Work to complete: Copy the entries word for word from their first line through the line that contains "list-item[interactable]: Accessibility Settings", and stop there.

***

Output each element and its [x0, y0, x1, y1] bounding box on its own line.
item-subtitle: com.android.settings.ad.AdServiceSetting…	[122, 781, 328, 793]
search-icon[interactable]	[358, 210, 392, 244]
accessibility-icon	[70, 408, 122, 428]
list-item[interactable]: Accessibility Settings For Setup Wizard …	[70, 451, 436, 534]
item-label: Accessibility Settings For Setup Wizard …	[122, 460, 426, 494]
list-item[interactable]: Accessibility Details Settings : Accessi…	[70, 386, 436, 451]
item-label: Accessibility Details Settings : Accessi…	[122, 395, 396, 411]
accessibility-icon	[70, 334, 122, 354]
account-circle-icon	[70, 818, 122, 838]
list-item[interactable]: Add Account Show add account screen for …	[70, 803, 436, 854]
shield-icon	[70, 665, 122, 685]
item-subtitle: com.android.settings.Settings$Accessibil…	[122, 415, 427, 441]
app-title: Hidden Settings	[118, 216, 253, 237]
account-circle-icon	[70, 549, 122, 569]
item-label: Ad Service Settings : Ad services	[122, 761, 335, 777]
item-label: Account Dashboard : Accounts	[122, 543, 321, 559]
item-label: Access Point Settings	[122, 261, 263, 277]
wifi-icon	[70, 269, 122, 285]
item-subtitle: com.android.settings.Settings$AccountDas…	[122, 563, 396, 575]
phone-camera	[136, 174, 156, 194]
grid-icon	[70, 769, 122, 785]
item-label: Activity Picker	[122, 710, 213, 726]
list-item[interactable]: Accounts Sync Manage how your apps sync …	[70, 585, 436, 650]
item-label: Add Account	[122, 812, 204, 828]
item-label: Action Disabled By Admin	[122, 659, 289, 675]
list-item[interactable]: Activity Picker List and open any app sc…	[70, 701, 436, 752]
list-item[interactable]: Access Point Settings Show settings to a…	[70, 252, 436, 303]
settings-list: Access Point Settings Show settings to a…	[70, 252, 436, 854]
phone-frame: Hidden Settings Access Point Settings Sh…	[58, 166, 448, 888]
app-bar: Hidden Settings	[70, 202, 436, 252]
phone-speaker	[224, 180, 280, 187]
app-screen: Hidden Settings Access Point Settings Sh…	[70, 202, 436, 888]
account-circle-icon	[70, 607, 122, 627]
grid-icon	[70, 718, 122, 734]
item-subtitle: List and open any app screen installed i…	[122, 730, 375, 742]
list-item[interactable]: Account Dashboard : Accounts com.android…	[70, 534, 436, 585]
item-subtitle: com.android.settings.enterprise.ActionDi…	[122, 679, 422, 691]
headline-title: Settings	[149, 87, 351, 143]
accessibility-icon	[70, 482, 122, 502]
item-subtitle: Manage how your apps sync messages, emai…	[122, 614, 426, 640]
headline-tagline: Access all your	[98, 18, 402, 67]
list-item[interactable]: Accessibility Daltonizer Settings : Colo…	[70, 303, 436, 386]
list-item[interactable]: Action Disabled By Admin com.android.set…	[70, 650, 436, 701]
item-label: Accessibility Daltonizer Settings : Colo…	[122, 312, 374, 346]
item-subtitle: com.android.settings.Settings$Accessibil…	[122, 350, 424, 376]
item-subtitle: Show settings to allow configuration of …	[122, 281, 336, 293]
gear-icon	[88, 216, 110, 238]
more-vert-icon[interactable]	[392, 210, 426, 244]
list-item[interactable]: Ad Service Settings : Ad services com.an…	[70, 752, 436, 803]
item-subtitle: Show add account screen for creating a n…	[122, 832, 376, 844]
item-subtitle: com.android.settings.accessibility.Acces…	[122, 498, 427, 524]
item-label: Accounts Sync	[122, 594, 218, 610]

***

Solution to the exercise:
Output each element and its [x0, y0, x1, y1] bounding box on its own line.
item-subtitle: com.android.settings.ad.AdServiceSetting…	[122, 781, 328, 793]
search-icon[interactable]	[358, 210, 392, 244]
accessibility-icon	[70, 408, 122, 428]
list-item[interactable]: Accessibility Settings For Setup Wizard …	[70, 451, 436, 534]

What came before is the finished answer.